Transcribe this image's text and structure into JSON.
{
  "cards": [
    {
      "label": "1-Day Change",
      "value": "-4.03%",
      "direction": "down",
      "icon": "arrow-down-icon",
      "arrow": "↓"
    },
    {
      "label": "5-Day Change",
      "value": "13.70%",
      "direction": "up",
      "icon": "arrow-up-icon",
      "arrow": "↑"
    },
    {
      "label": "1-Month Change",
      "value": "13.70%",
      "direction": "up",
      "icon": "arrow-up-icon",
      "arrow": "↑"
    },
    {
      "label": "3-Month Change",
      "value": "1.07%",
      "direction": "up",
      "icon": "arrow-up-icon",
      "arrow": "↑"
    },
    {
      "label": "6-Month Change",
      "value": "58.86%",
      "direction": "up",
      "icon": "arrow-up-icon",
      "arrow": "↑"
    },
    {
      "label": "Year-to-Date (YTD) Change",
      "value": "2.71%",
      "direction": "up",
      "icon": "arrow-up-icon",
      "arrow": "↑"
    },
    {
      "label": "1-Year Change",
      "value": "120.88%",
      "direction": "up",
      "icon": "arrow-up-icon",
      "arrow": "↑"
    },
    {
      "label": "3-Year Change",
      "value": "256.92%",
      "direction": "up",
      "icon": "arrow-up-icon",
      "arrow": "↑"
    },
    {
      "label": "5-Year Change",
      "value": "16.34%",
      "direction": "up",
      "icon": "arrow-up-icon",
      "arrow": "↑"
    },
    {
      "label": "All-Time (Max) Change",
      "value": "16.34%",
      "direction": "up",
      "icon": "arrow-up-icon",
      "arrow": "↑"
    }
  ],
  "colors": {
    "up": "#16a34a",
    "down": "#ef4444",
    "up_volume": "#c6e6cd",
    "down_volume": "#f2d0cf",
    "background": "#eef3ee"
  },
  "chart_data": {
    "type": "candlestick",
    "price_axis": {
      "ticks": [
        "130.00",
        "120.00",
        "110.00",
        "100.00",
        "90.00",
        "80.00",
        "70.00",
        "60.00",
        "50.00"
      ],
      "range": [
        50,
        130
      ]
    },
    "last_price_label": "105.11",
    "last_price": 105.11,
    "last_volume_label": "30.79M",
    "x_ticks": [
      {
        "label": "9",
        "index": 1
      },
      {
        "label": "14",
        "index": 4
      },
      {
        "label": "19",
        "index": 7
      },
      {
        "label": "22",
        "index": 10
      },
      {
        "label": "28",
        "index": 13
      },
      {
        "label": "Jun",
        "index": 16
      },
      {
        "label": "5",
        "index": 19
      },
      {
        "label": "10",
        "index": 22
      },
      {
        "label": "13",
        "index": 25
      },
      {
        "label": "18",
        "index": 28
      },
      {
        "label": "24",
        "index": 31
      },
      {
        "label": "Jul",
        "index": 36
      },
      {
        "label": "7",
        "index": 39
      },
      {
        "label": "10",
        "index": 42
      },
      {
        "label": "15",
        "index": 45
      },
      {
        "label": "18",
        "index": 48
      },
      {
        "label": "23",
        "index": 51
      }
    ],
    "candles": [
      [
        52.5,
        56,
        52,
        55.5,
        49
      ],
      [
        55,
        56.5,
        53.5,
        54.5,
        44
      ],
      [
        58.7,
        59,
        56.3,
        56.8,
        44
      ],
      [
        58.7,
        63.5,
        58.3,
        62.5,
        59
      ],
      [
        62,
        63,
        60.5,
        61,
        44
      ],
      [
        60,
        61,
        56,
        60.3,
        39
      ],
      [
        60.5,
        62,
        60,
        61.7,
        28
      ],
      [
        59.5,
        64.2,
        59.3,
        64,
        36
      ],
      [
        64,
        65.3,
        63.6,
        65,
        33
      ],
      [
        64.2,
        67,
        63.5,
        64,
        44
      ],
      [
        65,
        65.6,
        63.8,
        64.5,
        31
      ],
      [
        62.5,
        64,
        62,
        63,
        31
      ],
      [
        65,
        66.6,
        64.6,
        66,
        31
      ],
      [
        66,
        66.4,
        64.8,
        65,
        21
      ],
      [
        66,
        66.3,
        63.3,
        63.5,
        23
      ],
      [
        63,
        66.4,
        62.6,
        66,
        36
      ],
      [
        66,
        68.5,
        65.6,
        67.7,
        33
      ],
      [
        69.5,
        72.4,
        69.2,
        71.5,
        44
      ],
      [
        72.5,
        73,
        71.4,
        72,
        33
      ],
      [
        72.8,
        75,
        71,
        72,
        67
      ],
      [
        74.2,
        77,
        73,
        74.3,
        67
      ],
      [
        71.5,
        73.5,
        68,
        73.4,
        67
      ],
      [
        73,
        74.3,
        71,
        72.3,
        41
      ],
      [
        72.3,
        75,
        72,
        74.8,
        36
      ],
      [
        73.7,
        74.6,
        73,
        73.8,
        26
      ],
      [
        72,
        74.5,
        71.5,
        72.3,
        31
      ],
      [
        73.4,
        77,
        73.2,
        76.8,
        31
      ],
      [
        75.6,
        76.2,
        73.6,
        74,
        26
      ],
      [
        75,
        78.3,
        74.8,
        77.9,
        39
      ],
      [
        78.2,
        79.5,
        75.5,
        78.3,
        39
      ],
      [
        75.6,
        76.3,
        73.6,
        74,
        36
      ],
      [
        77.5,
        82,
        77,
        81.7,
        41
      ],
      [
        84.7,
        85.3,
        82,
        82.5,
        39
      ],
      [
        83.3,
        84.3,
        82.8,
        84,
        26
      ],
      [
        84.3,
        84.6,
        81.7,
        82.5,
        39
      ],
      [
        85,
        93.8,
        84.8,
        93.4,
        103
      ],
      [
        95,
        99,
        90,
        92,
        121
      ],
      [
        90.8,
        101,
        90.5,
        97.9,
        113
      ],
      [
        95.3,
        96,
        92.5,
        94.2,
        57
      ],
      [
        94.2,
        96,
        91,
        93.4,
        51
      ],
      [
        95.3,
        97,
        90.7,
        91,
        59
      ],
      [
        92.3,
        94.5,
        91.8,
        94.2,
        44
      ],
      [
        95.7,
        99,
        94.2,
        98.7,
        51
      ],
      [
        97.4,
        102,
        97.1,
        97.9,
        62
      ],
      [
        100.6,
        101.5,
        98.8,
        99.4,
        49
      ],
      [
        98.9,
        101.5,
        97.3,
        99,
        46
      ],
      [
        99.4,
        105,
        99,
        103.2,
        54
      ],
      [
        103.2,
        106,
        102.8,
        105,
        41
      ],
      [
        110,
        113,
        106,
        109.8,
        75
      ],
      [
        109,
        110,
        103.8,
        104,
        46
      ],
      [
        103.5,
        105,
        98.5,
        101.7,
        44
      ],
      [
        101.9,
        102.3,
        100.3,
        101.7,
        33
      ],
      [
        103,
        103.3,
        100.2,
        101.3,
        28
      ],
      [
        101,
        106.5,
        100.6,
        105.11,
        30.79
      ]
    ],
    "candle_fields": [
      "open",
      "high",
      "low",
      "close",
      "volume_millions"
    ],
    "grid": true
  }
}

Do this: Print the listing above in its entirety, with every line exact.

Correct result:
Transcribe this image's text and structure into JSON.
{
  "cards": [
    {
      "label": "1-Day Change",
      "value": "-4.03%",
      "direction": "down",
      "icon": "arrow-down-icon",
      "arrow": "↓"
    },
    {
      "label": "5-Day Change",
      "value": "13.70%",
      "direction": "up",
      "icon": "arrow-up-icon",
      "arrow": "↑"
    },
    {
      "label": "1-Month Change",
      "value": "13.70%",
      "direction": "up",
      "icon": "arrow-up-icon",
      "arrow": "↑"
    },
    {
      "label": "3-Month Change",
      "value": "1.07%",
      "direction": "up",
      "icon": "arrow-up-icon",
      "arrow": "↑"
    },
    {
      "label": "6-Month Change",
      "value": "58.86%",
      "direction": "up",
      "icon": "arrow-up-icon",
      "arrow": "↑"
    },
    {
      "label": "Year-to-Date (YTD) Change",
      "value": "2.71%",
      "direction": "up",
      "icon": "arrow-up-icon",
      "arrow": "↑"
    },
    {
      "label": "1-Year Change",
      "value": "120.88%",
      "direction": "up",
      "icon": "arrow-up-icon",
      "arrow": "↑"
    },
    {
      "label": "3-Year Change",
      "value": "256.92%",
      "direction": "up",
      "icon": "arrow-up-icon",
      "arrow": "↑"
    },
    {
      "label": "5-Year Change",
      "value": "16.34%",
      "direction": "up",
      "icon": "arrow-up-icon",
      "arrow": "↑"
    },
    {
      "label": "All-Time (Max) Change",
      "value": "16.34%",
      "direction": "up",
      "icon": "arrow-up-icon",
      "arrow": "↑"
    }
  ],
  "colors": {
    "up": "#16a34a",
    "down": "#ef4444",
    "up_volume": "#c6e6cd",
    "down_volume": "#f2d0cf",
    "background": "#eef3ee"
  },
  "chart_data": {
    "type": "candlestick",
    "price_axis": {
      "ticks": [
        "130.00",
        "120.00",
        "110.00",
        "100.00",
        "90.00",
        "80.00",
        "70.00",
        "60.00",
        "50.00"
      ],
      "range": [
        50,
        130
      ]
    },
    "last_price_label": "105.11",
    "last_price": 105.11,
    "last_volume_label": "30.79M",
    "x_ticks": [
      {
        "label": "9",
        "index": 1
      },
      {
        "label": "14",
        "index": 4
      },
      {
        "label": "19",
        "index": 7
      },
      {
        "label": "22",
        "index": 10
      },
      {
        "label": "28",
        "index": 13
      },
      {
        "label": "Jun",
        "index": 16
      },
      {
        "label": "5",
        "index": 19
      },
      {
        "label": "10",
        "index": 22
      },
      {
        "label": "13",
        "index": 25
      },
      {
        "label": "18",
        "index": 28
      },
      {
        "label": "24",
        "index": 31
      },
      {
        "label": "Jul",
        "index": 36
      },
      {
        "label": "7",
        "index": 39
      },
      {
        "label": "10",
        "index": 42
      },
      {
        "label": "15",
        "index": 45
      },
      {
        "label": "18",
        "index": 48
      },
      {
        "label": "23",
        "index": 51
      }
    ],
    "candles": [
      [
        52.5,
        56,
        52,
        55.5,
        49
      ],
      [
        55,
        56.5,
        53.5,
        54.5,
        44
      ],
      [
        58.7,
        59,
        56.3,
        56.8,
        44
      ],
      [
        58.7,
        63.5,
        58.3,
        62.5,
        59
      ],
      [
        62,
        63,
        60.5,
        61,
        44
      ],
      [
        60,
        61,
        56,
        60.3,
        39
      ],
      [
        60.5,
        62,
        60,
        61.7,
        28
      ],
      [
        59.5,
        64.2,
        59.3,
        64,
        36
      ],
      [
        64,
        65.3,
        63.6,
        65,
        33
      ],
      [
        64.2,
        67,
        63.5,
        64,
        44
      ],
      [
        65,
        65.6,
        63.8,
        64.5,
        31
      ],
      [
        62.5,
        64,
        62,
        63,
        31
      ],
      [
        65,
        66.6,
        64.6,
        66,
        31
      ],
      [
        66,
        66.4,
        64.8,
        65,
        21
      ],
      [
        66,
        66.3,
        63.3,
        63.5,
        23
      ],
      [
        63,
        66.4,
        62.6,
        66,
        36
      ],
      [
        66,
        68.5,
        65.6,
        67.7,
        33
      ],
      [
        69.5,
        72.4,
        69.2,
        71.5,
        44
      ],
      [
        72.5,
        73,
        71.4,
        72,
        33
      ],
      [
        72.8,
        75,
        71,
        72,
        67
      ],
      [
        74.2,
        77,
        73,
        74.3,
        67
      ],
      [
        71.5,
        73.5,
        68,
        73.4,
        67
      ],
      [
        73,
        74.3,
        71,
        72.3,
        41
      ],
      [
        72.3,
        75,
        72,
        74.8,
        36
      ],
      [
        73.7,
        74.6,
        73,
        73.8,
        26
      ],
      [
        72,
        74.5,
        71.5,
        72.3,
        31
      ],
      [
        73.4,
        77,
        73.2,
        76.8,
        31
      ],
      [
        75.6,
        76.2,
        73.6,
        74,
        26
      ],
      [
        75,
        78.3,
        74.8,
        77.9,
        39
      ],
      [
        78.2,
        79.5,
        75.5,
        78.3,
        39
      ],
      [
        75.6,
        76.3,
        73.6,
        74,
        36
      ],
      [
        77.5,
        82,
        77,
        81.7,
        41
      ],
      [
        84.7,
        85.3,
        82,
        82.5,
        39
      ],
      [
        83.3,
        84.3,
        82.8,
        84,
        26
      ],
      [
        84.3,
        84.6,
        81.7,
        82.5,
        39
      ],
      [
        85,
        93.8,
        84.8,
        93.4,
        103
      ],
      [
        95,
        99,
        90,
        92,
        121
      ],
      [
        90.8,
        101,
        90.5,
        97.9,
        113
      ],
      [
        95.3,
        96,
        92.5,
        94.2,
        57
      ],
      [
        94.2,
        96,
        91,
        93.4,
        51
      ],
      [
        95.3,
        97,
        90.7,
        91,
        59
      ],
      [
        92.3,
        94.5,
        91.8,
        94.2,
        44
      ],
      [
        95.7,
        99,
        94.2,
        98.7,
        51
      ],
      [
        97.4,
        102,
        97.1,
        97.9,
        62
      ],
      [
        100.6,
        101.5,
        98.8,
        99.4,
        49
      ],
      [
        98.9,
        101.5,
        97.3,
        99,
        46
      ],
      [
        99.4,
        105,
        99,
        103.2,
        54
      ],
      [
        103.2,
        106,
        102.8,
        105,
        41
      ],
      [
        110,
        113,
        106,
        109.8,
        75
      ],
      [
        109,
        110,
        103.8,
        104,
        46
      ],
      [
        103.5,
        105,
        98.5,
        101.7,
        44
      ],
      [
        101.9,
        102.3,
        100.3,
        101.7,
        33
      ],
      [
        103,
        103.3,
        100.2,
        101.3,
        28
      ],
      [
        101,
        106.5,
        100.6,
        105.11,
        30.79
      ]
    ],
    "candle_fields": [
      "open",
      "high",
      "low",
      "close",
      "volume_millions"
    ],
    "grid": true
  }
}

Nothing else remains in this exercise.